[Items from a data source]
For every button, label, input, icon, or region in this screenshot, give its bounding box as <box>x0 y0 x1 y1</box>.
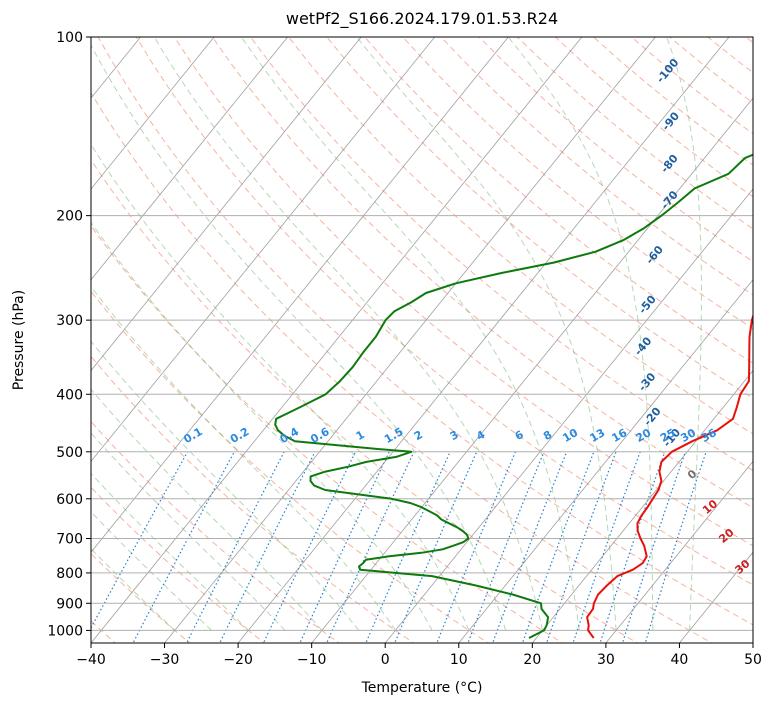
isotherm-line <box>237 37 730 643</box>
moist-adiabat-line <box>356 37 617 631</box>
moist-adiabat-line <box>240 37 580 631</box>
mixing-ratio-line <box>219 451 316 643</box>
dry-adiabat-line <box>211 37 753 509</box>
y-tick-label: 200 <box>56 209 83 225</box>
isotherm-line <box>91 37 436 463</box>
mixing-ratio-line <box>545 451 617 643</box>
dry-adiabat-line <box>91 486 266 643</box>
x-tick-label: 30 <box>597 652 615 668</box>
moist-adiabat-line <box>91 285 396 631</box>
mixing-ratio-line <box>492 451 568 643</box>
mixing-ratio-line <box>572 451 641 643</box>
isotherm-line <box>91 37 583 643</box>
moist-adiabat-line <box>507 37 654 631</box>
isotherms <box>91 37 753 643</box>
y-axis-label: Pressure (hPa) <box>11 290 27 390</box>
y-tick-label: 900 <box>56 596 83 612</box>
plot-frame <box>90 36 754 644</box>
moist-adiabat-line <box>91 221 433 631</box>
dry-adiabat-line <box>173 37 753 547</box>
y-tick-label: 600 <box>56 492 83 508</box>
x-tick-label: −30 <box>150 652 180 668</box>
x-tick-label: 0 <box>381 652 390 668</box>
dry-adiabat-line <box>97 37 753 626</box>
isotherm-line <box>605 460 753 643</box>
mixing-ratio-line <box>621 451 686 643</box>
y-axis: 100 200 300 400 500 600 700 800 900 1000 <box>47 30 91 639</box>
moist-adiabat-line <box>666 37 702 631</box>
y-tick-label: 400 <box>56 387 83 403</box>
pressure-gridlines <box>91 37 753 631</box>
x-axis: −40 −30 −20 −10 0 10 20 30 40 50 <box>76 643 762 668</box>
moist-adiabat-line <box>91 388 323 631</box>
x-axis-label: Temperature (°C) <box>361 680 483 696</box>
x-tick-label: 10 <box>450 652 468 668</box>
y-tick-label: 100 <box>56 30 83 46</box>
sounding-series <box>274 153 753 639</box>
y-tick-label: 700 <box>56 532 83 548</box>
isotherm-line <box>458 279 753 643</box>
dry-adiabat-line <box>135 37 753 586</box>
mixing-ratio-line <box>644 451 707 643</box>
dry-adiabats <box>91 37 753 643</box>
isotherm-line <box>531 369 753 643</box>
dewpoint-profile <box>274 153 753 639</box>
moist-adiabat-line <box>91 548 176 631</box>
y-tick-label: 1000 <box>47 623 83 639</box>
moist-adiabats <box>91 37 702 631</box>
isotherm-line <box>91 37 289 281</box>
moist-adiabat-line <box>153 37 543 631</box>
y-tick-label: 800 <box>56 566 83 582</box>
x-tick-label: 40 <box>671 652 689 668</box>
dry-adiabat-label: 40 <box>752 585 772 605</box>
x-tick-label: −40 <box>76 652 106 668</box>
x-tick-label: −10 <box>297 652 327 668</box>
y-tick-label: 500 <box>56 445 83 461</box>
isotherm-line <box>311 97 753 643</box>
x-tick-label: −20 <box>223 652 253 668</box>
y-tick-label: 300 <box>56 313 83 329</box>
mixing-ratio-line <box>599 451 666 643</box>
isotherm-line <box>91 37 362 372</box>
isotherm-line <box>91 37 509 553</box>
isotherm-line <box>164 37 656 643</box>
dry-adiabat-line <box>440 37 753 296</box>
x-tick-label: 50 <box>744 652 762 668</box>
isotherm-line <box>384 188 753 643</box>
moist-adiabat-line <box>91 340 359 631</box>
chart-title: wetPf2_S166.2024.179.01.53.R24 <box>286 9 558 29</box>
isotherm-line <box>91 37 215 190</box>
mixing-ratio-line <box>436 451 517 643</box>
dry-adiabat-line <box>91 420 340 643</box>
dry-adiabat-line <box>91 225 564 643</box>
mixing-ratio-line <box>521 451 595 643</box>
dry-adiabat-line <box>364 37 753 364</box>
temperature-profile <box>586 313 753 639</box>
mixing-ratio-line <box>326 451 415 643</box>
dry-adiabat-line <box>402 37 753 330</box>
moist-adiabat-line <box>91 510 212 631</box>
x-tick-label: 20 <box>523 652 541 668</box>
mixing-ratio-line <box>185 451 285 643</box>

* * *

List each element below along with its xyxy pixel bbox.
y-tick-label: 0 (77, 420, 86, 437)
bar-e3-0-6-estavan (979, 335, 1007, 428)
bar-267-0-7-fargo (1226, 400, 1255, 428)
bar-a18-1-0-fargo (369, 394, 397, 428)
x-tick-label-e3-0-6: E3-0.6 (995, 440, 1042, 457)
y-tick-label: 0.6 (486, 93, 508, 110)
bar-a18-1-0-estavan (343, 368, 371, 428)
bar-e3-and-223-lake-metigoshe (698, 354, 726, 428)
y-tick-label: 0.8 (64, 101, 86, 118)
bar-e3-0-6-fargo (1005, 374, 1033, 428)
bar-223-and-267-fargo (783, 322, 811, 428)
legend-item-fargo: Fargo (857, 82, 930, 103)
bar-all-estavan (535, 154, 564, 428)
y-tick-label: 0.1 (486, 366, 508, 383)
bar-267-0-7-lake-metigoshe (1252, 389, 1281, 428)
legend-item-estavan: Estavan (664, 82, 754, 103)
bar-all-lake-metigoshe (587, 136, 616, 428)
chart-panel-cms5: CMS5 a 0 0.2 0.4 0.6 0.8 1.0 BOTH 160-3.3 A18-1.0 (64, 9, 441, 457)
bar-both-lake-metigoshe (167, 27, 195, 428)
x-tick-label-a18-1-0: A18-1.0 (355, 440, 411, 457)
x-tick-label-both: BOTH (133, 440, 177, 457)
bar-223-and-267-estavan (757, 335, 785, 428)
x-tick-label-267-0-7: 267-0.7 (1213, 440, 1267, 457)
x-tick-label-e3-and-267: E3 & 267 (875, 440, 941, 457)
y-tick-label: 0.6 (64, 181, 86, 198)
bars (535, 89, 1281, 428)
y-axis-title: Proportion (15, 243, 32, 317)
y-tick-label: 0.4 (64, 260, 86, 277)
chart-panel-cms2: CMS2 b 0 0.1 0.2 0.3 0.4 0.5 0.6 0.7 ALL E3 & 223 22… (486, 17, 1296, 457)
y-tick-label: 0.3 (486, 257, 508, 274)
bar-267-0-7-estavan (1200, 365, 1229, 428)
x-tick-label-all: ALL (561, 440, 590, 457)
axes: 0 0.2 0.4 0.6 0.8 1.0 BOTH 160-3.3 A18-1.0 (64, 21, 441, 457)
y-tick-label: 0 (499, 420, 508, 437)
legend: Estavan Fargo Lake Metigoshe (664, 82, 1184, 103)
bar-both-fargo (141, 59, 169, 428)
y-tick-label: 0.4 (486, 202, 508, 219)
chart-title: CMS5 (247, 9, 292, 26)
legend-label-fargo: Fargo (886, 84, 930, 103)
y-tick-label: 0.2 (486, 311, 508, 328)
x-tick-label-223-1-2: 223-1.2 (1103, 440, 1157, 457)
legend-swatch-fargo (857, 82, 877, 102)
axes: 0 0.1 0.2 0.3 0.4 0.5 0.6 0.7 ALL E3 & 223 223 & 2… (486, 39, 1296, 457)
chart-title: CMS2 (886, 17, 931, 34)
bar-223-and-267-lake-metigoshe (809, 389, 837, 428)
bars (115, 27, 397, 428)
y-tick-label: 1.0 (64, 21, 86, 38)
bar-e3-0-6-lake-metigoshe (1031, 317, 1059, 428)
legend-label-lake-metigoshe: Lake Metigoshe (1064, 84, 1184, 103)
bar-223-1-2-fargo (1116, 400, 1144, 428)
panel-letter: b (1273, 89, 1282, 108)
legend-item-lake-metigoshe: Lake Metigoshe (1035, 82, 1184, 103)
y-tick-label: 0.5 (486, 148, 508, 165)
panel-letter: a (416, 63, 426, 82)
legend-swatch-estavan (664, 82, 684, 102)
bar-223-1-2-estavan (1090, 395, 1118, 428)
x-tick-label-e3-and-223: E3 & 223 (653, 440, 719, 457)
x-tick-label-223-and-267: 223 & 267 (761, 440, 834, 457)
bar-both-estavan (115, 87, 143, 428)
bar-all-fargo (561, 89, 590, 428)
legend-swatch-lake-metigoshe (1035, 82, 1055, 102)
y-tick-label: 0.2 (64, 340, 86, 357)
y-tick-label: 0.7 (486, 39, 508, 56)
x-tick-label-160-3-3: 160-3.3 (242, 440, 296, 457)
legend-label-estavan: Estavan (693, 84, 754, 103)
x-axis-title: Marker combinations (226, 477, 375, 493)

| Goal |
Write out the stretch of entries from the line containing "isotherm-line <box>237 37 730 643</box>" through the line containing "y-axis-label: Pressure (hPa)", copying each line without any change.

| Problem solution |
isotherm-line <box>237 37 730 643</box>
moist-adiabat-line <box>356 37 617 631</box>
moist-adiabat-line <box>240 37 580 631</box>
mixing-ratio-line <box>219 451 316 643</box>
dry-adiabat-line <box>211 37 753 509</box>
y-tick-label: 200 <box>56 209 83 225</box>
isotherm-line <box>91 37 436 463</box>
mixing-ratio-line <box>545 451 617 643</box>
dry-adiabat-line <box>91 486 266 643</box>
x-tick-label: 30 <box>597 652 615 668</box>
moist-adiabat-line <box>91 285 396 631</box>
mixing-ratio-line <box>492 451 568 643</box>
mixing-ratio-line <box>572 451 641 643</box>
isotherm-line <box>91 37 583 643</box>
moist-adiabat-line <box>507 37 654 631</box>
isotherms <box>91 37 753 643</box>
y-axis-label: Pressure (hPa) <box>11 290 27 390</box>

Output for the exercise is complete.